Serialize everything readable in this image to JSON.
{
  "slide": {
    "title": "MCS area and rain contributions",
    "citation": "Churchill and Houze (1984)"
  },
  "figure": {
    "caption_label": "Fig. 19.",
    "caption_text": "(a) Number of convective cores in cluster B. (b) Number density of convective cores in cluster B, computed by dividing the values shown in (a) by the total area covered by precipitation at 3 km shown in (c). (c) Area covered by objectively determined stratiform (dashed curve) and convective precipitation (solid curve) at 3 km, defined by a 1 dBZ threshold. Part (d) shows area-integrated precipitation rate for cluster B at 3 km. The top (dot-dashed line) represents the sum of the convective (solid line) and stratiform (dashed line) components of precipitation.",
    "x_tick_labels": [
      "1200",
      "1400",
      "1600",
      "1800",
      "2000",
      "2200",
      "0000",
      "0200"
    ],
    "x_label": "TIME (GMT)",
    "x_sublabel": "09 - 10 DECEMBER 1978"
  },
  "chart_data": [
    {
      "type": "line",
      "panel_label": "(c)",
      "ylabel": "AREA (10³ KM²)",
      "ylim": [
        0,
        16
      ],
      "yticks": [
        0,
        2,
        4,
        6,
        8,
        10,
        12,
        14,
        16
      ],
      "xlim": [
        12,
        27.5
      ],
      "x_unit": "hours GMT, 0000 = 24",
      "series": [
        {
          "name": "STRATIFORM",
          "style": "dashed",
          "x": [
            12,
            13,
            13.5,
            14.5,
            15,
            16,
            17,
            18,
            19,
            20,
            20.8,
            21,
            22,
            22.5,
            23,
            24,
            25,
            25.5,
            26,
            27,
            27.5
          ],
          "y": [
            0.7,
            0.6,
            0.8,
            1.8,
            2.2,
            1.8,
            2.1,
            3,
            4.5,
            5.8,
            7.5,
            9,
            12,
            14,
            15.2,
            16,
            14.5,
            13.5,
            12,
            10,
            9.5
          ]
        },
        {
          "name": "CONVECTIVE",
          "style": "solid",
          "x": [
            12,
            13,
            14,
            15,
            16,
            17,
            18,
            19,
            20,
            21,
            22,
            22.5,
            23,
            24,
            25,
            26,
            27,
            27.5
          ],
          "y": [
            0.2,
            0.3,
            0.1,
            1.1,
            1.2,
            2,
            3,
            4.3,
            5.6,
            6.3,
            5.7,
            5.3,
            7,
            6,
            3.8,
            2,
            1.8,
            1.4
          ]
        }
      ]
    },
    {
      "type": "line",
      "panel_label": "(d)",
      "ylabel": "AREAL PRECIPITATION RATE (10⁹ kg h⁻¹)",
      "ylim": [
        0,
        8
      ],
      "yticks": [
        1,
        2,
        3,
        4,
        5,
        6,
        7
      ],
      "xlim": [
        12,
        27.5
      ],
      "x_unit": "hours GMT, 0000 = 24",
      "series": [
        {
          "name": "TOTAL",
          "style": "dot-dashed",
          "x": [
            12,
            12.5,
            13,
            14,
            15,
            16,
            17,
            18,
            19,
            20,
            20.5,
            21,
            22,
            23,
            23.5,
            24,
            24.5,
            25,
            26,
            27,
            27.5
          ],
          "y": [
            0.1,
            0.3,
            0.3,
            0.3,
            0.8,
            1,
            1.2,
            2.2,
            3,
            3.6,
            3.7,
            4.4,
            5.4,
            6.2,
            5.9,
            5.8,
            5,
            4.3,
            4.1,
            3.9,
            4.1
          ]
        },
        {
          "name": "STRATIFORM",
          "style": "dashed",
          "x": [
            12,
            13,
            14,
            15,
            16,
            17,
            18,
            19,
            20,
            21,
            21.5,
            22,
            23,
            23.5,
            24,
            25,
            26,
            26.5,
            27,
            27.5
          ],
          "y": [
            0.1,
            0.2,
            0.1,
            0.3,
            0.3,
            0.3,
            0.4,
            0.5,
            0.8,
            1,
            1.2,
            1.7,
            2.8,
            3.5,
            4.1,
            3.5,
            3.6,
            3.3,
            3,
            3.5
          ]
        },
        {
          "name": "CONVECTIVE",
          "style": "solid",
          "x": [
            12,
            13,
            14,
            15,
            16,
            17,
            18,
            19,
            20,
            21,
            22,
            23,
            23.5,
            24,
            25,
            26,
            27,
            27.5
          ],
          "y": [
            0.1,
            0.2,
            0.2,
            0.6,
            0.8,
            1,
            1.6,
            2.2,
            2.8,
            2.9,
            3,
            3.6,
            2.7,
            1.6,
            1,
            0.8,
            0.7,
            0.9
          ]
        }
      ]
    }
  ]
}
■ ■ ■ ■ ■ ■ ■
• To do: Print the records above in full, exactly.

• Completed task:
Serialize everything readable in this image to JSON.
{
  "slide": {
    "title": "MCS area and rain contributions",
    "citation": "Churchill and Houze (1984)"
  },
  "figure": {
    "caption_label": "Fig. 19.",
    "caption_text": "(a) Number of convective cores in cluster B. (b) Number density of convective cores in cluster B, computed by dividing the values shown in (a) by the total area covered by precipitation at 3 km shown in (c). (c) Area covered by objectively determined stratiform (dashed curve) and convective precipitation (solid curve) at 3 km, defined by a 1 dBZ threshold. Part (d) shows area-integrated precipitation rate for cluster B at 3 km. The top (dot-dashed line) represents the sum of the convective (solid line) and stratiform (dashed line) components of precipitation.",
    "x_tick_labels": [
      "1200",
      "1400",
      "1600",
      "1800",
      "2000",
      "2200",
      "0000",
      "0200"
    ],
    "x_label": "TIME (GMT)",
    "x_sublabel": "09 - 10 DECEMBER 1978"
  },
  "chart_data": [
    {
      "type": "line",
      "panel_label": "(c)",
      "ylabel": "AREA (10³ KM²)",
      "ylim": [
        0,
        16
      ],
      "yticks": [
        0,
        2,
        4,
        6,
        8,
        10,
        12,
        14,
        16
      ],
      "xlim": [
        12,
        27.5
      ],
      "x_unit": "hours GMT, 0000 = 24",
      "series": [
        {
          "name": "STRATIFORM",
          "style": "dashed",
          "x": [
            12,
            13,
            13.5,
            14.5,
            15,
            16,
            17,
            18,
            19,
            20,
            20.8,
            21,
            22,
            22.5,
            23,
            24,
            25,
            25.5,
            26,
            27,
            27.5
          ],
          "y": [
            0.7,
            0.6,
            0.8,
            1.8,
            2.2,
            1.8,
            2.1,
            3,
            4.5,
            5.8,
            7.5,
            9,
            12,
            14,
            15.2,
            16,
            14.5,
            13.5,
            12,
            10,
            9.5
          ]
        },
        {
          "name": "CONVECTIVE",
          "style": "solid",
          "x": [
            12,
            13,
            14,
            15,
            16,
            17,
            18,
            19,
            20,
            21,
            22,
            22.5,
            23,
            24,
            25,
            26,
            27,
            27.5
          ],
          "y": [
            0.2,
            0.3,
            0.1,
            1.1,
            1.2,
            2,
            3,
            4.3,
            5.6,
            6.3,
            5.7,
            5.3,
            7,
            6,
            3.8,
            2,
            1.8,
            1.4
          ]
        }
      ]
    },
    {
      "type": "line",
      "panel_label": "(d)",
      "ylabel": "AREAL PRECIPITATION RATE (10⁹ kg h⁻¹)",
      "ylim": [
        0,
        8
      ],
      "yticks": [
        1,
        2,
        3,
        4,
        5,
        6,
        7
      ],
      "xlim": [
        12,
        27.5
      ],
      "x_unit": "hours GMT, 0000 = 24",
      "series": [
        {
          "name": "TOTAL",
          "style": "dot-dashed",
          "x": [
            12,
            12.5,
            13,
            14,
            15,
            16,
            17,
            18,
            19,
            20,
            20.5,
            21,
            22,
            23,
            23.5,
            24,
            24.5,
            25,
            26,
            27,
            27.5
          ],
          "y": [
            0.1,
            0.3,
            0.3,
            0.3,
            0.8,
            1,
            1.2,
            2.2,
            3,
            3.6,
            3.7,
            4.4,
            5.4,
            6.2,
            5.9,
            5.8,
            5,
            4.3,
            4.1,
            3.9,
            4.1
          ]
        },
        {
          "name": "STRATIFORM",
          "style": "dashed",
          "x": [
            12,
            13,
            14,
            15,
            16,
            17,
            18,
            19,
            20,
            21,
            21.5,
            22,
            23,
            23.5,
            24,
            25,
            26,
            26.5,
            27,
            27.5
          ],
          "y": [
            0.1,
            0.2,
            0.1,
            0.3,
            0.3,
            0.3,
            0.4,
            0.5,
            0.8,
            1,
            1.2,
            1.7,
            2.8,
            3.5,
            4.1,
            3.5,
            3.6,
            3.3,
            3,
            3.5
          ]
        },
        {
          "name": "CONVECTIVE",
          "style": "solid",
          "x": [
            12,
            13,
            14,
            15,
            16,
            17,
            18,
            19,
            20,
            21,
            22,
            23,
            23.5,
            24,
            25,
            26,
            27,
            27.5
          ],
          "y": [
            0.1,
            0.2,
            0.2,
            0.6,
            0.8,
            1,
            1.6,
            2.2,
            2.8,
            2.9,
            3,
            3.6,
            2.7,
            1.6,
            1,
            0.8,
            0.7,
            0.9
          ]
        }
      ]
    }
  ]
}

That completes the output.